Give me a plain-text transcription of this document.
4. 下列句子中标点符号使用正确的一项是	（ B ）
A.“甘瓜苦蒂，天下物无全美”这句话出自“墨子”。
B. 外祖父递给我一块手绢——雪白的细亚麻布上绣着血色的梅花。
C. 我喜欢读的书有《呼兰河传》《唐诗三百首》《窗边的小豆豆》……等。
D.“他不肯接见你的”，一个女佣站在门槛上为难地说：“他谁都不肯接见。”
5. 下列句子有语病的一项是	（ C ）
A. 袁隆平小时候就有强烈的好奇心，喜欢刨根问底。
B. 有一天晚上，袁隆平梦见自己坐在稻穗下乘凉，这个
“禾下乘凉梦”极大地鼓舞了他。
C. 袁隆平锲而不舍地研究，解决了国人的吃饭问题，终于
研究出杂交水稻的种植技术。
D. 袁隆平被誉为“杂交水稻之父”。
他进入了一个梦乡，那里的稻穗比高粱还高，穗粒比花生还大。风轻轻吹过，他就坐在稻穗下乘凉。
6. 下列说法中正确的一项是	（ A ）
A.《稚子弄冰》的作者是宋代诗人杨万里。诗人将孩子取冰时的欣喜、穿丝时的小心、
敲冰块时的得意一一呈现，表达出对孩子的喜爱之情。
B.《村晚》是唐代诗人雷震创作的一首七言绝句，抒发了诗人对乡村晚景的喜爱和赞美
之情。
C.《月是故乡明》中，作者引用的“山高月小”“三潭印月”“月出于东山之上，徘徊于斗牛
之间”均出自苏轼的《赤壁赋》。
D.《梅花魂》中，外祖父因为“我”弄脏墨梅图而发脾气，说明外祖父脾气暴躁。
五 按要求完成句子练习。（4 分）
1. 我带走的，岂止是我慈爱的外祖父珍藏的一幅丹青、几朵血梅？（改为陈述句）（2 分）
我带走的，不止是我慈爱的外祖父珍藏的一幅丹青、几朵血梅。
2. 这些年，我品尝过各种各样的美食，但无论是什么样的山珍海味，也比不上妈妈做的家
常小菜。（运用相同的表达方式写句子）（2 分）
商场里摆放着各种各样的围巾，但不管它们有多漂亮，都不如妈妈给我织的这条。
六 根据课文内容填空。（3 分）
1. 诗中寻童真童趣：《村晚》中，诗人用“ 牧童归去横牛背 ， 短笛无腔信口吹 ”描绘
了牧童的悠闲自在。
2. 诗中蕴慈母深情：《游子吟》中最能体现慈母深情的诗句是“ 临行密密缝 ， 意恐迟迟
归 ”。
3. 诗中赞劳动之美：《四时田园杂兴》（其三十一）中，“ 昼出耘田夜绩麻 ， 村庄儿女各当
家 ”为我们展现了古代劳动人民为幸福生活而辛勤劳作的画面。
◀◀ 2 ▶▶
--------
■ What you should do ■
Check each line in the listing above for the string "几朵血梅", then report how many lines contain it, with no other text.

■ Task result ■
2